- [Exercise task]: Scan the listing below. Report each line that includes "discount".
== Record excerpts ==
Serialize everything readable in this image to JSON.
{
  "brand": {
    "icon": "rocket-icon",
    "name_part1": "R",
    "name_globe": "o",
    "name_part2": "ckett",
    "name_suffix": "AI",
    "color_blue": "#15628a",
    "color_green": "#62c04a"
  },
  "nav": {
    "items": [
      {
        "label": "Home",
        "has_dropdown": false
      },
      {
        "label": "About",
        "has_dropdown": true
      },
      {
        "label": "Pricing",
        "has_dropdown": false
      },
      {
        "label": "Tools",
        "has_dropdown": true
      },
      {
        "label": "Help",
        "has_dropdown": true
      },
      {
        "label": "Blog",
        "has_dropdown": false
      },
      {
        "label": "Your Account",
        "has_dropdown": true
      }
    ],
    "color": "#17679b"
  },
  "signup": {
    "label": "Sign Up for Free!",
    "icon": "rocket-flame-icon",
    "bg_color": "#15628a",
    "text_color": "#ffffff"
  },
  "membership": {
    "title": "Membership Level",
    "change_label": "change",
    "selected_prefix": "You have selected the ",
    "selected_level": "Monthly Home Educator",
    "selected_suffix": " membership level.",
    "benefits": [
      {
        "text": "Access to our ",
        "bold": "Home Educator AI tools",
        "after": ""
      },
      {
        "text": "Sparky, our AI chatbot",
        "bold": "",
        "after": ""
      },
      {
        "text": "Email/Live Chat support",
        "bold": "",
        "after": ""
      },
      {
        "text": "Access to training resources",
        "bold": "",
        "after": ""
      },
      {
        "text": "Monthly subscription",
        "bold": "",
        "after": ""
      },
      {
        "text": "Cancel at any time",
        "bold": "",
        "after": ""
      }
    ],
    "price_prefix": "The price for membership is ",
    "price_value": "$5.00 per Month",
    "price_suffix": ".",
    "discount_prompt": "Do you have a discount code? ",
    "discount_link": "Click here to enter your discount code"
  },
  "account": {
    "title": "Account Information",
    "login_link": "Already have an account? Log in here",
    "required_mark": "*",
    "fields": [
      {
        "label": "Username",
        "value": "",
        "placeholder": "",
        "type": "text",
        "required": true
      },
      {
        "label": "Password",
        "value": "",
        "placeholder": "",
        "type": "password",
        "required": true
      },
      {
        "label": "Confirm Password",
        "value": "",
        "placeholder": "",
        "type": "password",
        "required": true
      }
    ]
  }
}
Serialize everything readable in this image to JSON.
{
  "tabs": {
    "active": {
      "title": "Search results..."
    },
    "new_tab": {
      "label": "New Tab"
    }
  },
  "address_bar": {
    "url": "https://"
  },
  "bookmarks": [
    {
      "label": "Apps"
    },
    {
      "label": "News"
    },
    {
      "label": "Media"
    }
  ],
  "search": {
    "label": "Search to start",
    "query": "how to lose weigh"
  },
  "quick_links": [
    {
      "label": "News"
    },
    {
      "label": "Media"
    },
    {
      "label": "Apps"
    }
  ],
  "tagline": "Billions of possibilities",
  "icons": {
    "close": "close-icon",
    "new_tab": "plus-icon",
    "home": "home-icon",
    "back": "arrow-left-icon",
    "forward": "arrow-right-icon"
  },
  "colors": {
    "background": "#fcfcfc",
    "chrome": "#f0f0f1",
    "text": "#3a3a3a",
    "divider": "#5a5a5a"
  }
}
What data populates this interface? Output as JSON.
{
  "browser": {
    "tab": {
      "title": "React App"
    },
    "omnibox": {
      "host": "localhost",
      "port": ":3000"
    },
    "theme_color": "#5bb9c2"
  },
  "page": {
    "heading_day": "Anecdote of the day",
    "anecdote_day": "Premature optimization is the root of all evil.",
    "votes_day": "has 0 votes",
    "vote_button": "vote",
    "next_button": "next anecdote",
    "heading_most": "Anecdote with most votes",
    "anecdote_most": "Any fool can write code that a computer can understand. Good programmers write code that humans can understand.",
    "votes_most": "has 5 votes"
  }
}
===
- [Finished exercise]:
    "discount_prompt": "Do you have a discount code? ",
    "discount_link": "Click here to enter your discount code"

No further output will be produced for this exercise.